## [DESCRIPTION OF THE TASK]
Repeat each entry in full, exactly.

## [RECORD SET]

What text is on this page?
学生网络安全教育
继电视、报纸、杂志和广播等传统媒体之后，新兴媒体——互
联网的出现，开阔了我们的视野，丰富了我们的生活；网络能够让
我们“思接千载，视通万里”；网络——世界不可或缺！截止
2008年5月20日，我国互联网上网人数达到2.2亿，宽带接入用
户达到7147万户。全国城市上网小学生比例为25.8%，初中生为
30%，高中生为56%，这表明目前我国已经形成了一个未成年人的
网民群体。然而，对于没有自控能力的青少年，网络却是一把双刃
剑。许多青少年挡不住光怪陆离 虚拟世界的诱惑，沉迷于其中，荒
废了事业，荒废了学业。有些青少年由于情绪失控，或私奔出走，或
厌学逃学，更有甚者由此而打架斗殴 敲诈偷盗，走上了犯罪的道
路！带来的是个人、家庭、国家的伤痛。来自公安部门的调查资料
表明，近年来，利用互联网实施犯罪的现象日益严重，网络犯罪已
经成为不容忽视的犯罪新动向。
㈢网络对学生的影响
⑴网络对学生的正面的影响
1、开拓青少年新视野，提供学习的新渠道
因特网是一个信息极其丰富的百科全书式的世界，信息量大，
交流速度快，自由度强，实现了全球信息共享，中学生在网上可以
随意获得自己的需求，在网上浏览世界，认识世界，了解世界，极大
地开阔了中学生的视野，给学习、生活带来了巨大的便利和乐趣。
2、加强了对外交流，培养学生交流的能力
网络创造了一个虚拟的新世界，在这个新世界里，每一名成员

## [OUTPUT FOR THIS EXERCISE]
What text is on this page?
学生网络安全教育
继电视、报纸、杂志和广播等传统媒体之后，新兴媒体——互
联网的出现，开阔了我们的视野，丰富了我们的生活；网络能够让
我们“思接千载，视通万里”；网络——世界不可或缺！截止
2008年5月20日，我国互联网上网人数达到2.2亿，宽带接入用
户达到7147万户。全国城市上网小学生比例为25.8%，初中生为
30%，高中生为56%，这表明目前我国已经形成了一个未成年人的
网民群体。然而，对于没有自控能力的青少年，网络却是一把双刃
剑。许多青少年挡不住光怪陆离 虚拟世界的诱惑，沉迷于其中，荒
废了事业，荒废了学业。有些青少年由于情绪失控，或私奔出走，或
厌学逃学，更有甚者由此而打架斗殴 敲诈偷盗，走上了犯罪的道
路！带来的是个人、家庭、国家的伤痛。来自公安部门的调查资料
表明，近年来，利用互联网实施犯罪的现象日益严重，网络犯罪已
经成为不容忽视的犯罪新动向。
㈢网络对学生的影响
⑴网络对学生的正面的影响
1、开拓青少年新视野，提供学习的新渠道
因特网是一个信息极其丰富的百科全书式的世界，信息量大，
交流速度快，自由度强，实现了全球信息共享，中学生在网上可以
随意获得自己的需求，在网上浏览世界，认识世界，了解世界，极大
地开阔了中学生的视野，给学习、生活带来了巨大的便利和乐趣。
2、加强了对外交流，培养学生交流的能力
网络创造了一个虚拟的新世界，在这个新世界里，每一名成员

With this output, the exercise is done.